-- Start of Dataset excerpts --
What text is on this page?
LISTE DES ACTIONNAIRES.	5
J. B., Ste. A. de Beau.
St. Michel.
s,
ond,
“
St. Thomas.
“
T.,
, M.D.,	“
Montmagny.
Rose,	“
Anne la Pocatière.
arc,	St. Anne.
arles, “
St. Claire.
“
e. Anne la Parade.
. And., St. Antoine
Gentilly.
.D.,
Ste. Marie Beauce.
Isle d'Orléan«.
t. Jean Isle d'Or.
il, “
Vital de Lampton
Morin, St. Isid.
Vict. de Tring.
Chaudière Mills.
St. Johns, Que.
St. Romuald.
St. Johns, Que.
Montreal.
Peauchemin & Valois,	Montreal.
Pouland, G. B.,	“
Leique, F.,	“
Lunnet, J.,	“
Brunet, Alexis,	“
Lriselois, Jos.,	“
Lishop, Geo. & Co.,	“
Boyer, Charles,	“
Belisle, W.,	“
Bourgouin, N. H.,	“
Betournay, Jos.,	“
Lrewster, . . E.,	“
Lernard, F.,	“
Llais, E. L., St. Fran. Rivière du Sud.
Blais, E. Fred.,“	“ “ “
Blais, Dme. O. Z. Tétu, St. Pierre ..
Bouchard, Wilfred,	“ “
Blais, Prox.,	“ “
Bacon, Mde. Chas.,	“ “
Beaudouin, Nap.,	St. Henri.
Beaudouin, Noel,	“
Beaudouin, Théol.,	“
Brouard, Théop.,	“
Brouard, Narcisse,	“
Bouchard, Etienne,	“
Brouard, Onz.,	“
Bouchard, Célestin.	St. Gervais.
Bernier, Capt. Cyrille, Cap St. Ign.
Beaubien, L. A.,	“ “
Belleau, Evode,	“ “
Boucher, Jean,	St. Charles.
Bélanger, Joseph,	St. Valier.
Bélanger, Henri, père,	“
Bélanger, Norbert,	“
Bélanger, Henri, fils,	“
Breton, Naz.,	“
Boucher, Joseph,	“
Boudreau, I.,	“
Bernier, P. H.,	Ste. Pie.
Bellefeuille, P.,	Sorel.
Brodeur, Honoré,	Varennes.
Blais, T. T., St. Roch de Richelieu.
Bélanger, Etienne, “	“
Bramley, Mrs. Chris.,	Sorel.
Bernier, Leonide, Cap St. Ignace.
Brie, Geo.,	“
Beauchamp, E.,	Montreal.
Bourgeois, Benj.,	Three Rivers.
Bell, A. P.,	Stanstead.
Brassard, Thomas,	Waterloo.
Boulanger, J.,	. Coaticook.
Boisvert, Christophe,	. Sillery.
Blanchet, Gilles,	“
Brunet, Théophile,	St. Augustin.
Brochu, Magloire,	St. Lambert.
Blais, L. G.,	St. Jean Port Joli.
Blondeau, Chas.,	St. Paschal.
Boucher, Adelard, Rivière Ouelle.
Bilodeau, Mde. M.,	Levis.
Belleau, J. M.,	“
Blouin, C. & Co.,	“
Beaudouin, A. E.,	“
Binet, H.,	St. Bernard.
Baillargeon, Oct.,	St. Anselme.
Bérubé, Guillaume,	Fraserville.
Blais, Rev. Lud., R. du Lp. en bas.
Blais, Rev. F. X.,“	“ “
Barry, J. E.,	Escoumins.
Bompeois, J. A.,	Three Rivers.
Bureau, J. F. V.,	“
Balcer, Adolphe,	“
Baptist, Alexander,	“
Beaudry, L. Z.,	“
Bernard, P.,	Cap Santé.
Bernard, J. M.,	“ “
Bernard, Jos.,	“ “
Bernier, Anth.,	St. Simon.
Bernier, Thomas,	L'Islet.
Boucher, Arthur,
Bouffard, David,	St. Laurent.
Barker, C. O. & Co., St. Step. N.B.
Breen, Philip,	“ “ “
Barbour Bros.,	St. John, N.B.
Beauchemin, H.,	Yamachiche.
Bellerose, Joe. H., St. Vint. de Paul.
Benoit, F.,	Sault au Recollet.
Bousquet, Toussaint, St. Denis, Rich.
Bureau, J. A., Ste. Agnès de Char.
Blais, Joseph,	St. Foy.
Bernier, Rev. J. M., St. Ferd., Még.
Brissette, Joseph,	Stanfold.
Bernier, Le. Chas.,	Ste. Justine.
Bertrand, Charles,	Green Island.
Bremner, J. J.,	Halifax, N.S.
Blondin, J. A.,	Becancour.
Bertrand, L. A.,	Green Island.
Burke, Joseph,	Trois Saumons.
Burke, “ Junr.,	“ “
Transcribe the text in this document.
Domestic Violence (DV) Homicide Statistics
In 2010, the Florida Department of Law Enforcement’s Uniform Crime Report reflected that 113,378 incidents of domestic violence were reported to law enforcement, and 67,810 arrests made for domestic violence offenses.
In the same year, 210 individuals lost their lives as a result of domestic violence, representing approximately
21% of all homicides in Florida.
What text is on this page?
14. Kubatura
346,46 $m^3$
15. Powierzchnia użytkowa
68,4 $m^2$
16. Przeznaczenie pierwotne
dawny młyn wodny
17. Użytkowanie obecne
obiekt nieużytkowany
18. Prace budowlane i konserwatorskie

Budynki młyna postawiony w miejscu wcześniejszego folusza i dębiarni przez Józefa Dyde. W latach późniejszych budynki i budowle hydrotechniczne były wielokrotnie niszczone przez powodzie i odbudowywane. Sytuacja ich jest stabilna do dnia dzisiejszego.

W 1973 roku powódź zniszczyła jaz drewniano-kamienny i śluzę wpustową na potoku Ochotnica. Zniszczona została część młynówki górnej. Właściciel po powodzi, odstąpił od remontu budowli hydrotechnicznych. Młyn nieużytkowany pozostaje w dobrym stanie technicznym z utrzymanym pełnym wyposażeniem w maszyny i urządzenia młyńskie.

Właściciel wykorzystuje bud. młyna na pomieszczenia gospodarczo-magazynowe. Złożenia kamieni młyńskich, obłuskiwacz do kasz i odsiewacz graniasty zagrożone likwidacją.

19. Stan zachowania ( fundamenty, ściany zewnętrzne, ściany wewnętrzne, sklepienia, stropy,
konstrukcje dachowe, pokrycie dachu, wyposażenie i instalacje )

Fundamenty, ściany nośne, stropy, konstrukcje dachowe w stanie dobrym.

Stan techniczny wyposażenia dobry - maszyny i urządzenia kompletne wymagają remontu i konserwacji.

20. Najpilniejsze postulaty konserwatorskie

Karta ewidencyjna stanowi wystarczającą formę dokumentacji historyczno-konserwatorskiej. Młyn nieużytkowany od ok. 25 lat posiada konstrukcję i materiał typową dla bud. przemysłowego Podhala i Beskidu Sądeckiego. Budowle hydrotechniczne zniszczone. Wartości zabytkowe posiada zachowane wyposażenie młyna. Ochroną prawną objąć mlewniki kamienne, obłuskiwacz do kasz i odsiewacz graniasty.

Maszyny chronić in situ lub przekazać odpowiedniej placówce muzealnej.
-- End of Dataset excerpts --
▸ **Work instructions**
Repeat the data above exactly.

▸ **Response to this task**
What text is on this page?
LISTE DES ACTIONNAIRES.	5
J. B., Ste. A. de Beau.
St. Michel.
s,
ond,
“
St. Thomas.
“
T.,
, M.D.,	“
Montmagny.
Rose,	“
Anne la Pocatière.
arc,	St. Anne.
arles, “
St. Claire.
“
e. Anne la Parade.
. And., St. Antoine
Gentilly.
.D.,
Ste. Marie Beauce.
Isle d'Orléan«.
t. Jean Isle d'Or.
il, “
Vital de Lampton
Morin, St. Isid.
Vict. de Tring.
Chaudière Mills.
St. Johns, Que.
St. Romuald.
St. Johns, Que.
Montreal.
Peauchemin & Valois,	Montreal.
Pouland, G. B.,	“
Leique, F.,	“
Lunnet, J.,	“
Brunet, Alexis,	“
Lriselois, Jos.,	“
Lishop, Geo. & Co.,	“
Boyer, Charles,	“
Belisle, W.,	“
Bourgouin, N. H.,	“
Betournay, Jos.,	“
Lrewster, . . E.,	“
Lernard, F.,	“
Llais, E. L., St. Fran. Rivière du Sud.
Blais, E. Fred.,“	“ “ “
Blais, Dme. O. Z. Tétu, St. Pierre ..
Bouchard, Wilfred,	“ “
Blais, Prox.,	“ “
Bacon, Mde. Chas.,	“ “
Beaudouin, Nap.,	St. Henri.
Beaudouin, Noel,	“
Beaudouin, Théol.,	“
Brouard, Théop.,	“
Brouard, Narcisse,	“
Bouchard, Etienne,	“
Brouard, Onz.,	“
Bouchard, Célestin.	St. Gervais.
Bernier, Capt. Cyrille, Cap St. Ign.
Beaubien, L. A.,	“ “
Belleau, Evode,	“ “
Boucher, Jean,	St. Charles.
Bélanger, Joseph,	St. Valier.
Bélanger, Henri, père,	“
Bélanger, Norbert,	“
Bélanger, Henri, fils,	“
Breton, Naz.,	“
Boucher, Joseph,	“
Boudreau, I.,	“
Bernier, P. H.,	Ste. Pie.
Bellefeuille, P.,	Sorel.
Brodeur, Honoré,	Varennes.
Blais, T. T., St. Roch de Richelieu.
Bélanger, Etienne, “	“
Bramley, Mrs. Chris.,	Sorel.
Bernier, Leonide, Cap St. Ignace.
Brie, Geo.,	“
Beauchamp, E.,	Montreal.
Bourgeois, Benj.,	Three Rivers.
Bell, A. P.,	Stanstead.
Brassard, Thomas,	Waterloo.
Boulanger, J.,	. Coaticook.
Boisvert, Christophe,	. Sillery.
Blanchet, Gilles,	“
Brunet, Théophile,	St. Augustin.
Brochu, Magloire,	St. Lambert.
Blais, L. G.,	St. Jean Port Joli.
Blondeau, Chas.,	St. Paschal.
Boucher, Adelard, Rivière Ouelle.
Bilodeau, Mde. M.,	Levis.
Belleau, J. M.,	“
Blouin, C. & Co.,	“
Beaudouin, A. E.,	“
Binet, H.,	St. Bernard.
Baillargeon, Oct.,	St. Anselme.
Bérubé, Guillaume,	Fraserville.
Blais, Rev. Lud., R. du Lp. en bas.
Blais, Rev. F. X.,“	“ “
Barry, J. E.,	Escoumins.
Bompeois, J. A.,	Three Rivers.
Bureau, J. F. V.,	“
Balcer, Adolphe,	“
Baptist, Alexander,	“
Beaudry, L. Z.,	“
Bernard, P.,	Cap Santé.
Bernard, J. M.,	“ “
Bernard, Jos.,	“ “
Bernier, Anth.,	St. Simon.
Bernier, Thomas,	L'Islet.
Boucher, Arthur,
Bouffard, David,	St. Laurent.
Barker, C. O. & Co., St. Step. N.B.
Breen, Philip,	“ “ “
Barbour Bros.,	St. John, N.B.
Beauchemin, H.,	Yamachiche.
Bellerose, Joe. H., St. Vint. de Paul.
Benoit, F.,	Sault au Recollet.
Bousquet, Toussaint, St. Denis, Rich.
Bureau, J. A., Ste. Agnès de Char.
Blais, Joseph,	St. Foy.
Bernier, Rev. J. M., St. Ferd., Még.
Brissette, Joseph,	Stanfold.
Bernier, Le. Chas.,	Ste. Justine.
Bertrand, Charles,	Green Island.
Bremner, J. J.,	Halifax, N.S.
Blondin, J. A.,	Becancour.
Bertrand, L. A.,	Green Island.
Burke, Joseph,	Trois Saumons.
Burke, “ Junr.,	“ “
Transcribe the text in this document.
Domestic Violence (DV) Homicide Statistics
In 2010, the Florida Department of Law Enforcement’s Uniform Crime Report reflected that 113,378 incidents of domestic violence were reported to law enforcement, and 67,810 arrests made for domestic violence offenses.
In the same year, 210 individuals lost their lives as a result of domestic violence, representing approximately
21% of all homicides in Florida.
What text is on this page?
14. Kubatura
346,46 $m^3$
15. Powierzchnia użytkowa
68,4 $m^2$
16. Przeznaczenie pierwotne
dawny młyn wodny
17. Użytkowanie obecne
obiekt nieużytkowany
18. Prace budowlane i konserwatorskie

Budynki młyna postawiony w miejscu wcześniejszego folusza i dębiarni przez Józefa Dyde. W latach późniejszych budynki i budowle hydrotechniczne były wielokrotnie niszczone przez powodzie i odbudowywane. Sytuacja ich jest stabilna do dnia dzisiejszego.

W 1973 roku powódź zniszczyła jaz drewniano-kamienny i śluzę wpustową na potoku Ochotnica. Zniszczona została część młynówki górnej. Właściciel po powodzi, odstąpił od remontu budowli hydrotechnicznych. Młyn nieużytkowany pozostaje w dobrym stanie technicznym z utrzymanym pełnym wyposażeniem w maszyny i urządzenia młyńskie.

Właściciel wykorzystuje bud. młyna na pomieszczenia gospodarczo-magazynowe. Złożenia kamieni młyńskich, obłuskiwacz do kasz i odsiewacz graniasty zagrożone likwidacją.

19. Stan zachowania ( fundamenty, ściany zewnętrzne, ściany wewnętrzne, sklepienia, stropy,
konstrukcje dachowe, pokrycie dachu, wyposażenie i instalacje )

Fundamenty, ściany nośne, stropy, konstrukcje dachowe w stanie dobrym.

Stan techniczny wyposażenia dobry - maszyny i urządzenia kompletne wymagają remontu i konserwacji.

20. Najpilniejsze postulaty konserwatorskie

Karta ewidencyjna stanowi wystarczającą formę dokumentacji historyczno-konserwatorskiej. Młyn nieużytkowany od ok. 25 lat posiada konstrukcję i materiał typową dla bud. przemysłowego Podhala i Beskidu Sądeckiego. Budowle hydrotechniczne zniszczone. Wartości zabytkowe posiada zachowane wyposażenie młyna. Ochroną prawną objąć mlewniki kamienne, obłuskiwacz do kasz i odsiewacz graniasty.

Maszyny chronić in situ lub przekazać odpowiedniej placówce muzealnej.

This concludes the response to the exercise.